■ **Problem**
Select the lines of the records containing the word "JSON" and list them.

■ **Given records**
---
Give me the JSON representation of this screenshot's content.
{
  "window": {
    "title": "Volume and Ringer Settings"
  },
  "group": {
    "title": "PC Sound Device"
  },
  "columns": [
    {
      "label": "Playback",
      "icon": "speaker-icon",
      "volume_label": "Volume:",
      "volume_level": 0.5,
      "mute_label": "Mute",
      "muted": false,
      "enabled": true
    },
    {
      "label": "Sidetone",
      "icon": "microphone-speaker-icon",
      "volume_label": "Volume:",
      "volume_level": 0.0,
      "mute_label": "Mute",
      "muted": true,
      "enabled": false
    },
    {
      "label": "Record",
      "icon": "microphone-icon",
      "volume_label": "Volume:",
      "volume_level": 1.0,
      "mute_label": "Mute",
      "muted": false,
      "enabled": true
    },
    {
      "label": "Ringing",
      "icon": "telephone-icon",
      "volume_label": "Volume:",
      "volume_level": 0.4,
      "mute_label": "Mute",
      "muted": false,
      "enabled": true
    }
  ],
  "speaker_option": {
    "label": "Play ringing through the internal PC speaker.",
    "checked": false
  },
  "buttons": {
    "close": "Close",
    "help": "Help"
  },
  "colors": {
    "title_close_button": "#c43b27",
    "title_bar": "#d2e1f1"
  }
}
---
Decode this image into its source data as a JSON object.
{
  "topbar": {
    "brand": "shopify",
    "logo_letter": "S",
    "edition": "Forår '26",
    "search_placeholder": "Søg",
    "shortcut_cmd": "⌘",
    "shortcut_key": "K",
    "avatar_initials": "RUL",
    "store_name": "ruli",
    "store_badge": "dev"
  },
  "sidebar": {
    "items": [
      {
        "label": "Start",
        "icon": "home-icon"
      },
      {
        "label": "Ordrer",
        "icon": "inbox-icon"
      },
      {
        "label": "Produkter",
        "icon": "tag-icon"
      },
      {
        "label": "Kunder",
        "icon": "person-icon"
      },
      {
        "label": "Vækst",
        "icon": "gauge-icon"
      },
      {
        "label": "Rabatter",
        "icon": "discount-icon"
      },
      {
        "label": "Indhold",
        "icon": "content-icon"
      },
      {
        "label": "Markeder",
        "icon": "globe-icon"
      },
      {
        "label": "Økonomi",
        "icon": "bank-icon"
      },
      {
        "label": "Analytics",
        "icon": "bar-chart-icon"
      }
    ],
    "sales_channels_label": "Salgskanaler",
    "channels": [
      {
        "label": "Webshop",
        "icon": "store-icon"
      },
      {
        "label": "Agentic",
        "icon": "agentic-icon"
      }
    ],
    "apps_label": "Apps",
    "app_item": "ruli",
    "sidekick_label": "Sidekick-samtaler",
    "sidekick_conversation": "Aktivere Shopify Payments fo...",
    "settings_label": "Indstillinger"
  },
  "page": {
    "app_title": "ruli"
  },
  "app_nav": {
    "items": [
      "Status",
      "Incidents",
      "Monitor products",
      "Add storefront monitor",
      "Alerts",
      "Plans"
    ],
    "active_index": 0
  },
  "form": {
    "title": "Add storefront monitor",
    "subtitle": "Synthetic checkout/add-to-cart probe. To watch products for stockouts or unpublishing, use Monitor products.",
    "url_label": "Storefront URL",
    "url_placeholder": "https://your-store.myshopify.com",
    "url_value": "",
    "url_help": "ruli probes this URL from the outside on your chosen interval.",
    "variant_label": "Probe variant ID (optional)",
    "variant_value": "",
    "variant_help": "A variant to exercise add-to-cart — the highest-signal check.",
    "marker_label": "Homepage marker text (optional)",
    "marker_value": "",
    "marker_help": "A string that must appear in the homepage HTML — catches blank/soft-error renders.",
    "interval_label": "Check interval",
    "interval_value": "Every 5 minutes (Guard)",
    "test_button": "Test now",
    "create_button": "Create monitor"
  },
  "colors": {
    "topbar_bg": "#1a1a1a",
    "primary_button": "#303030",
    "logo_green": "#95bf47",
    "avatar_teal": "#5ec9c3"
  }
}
---
■ **Answer to this problem**
Give me the JSON representation of this screenshot's content.
Decode this image into its source data as a JSON object.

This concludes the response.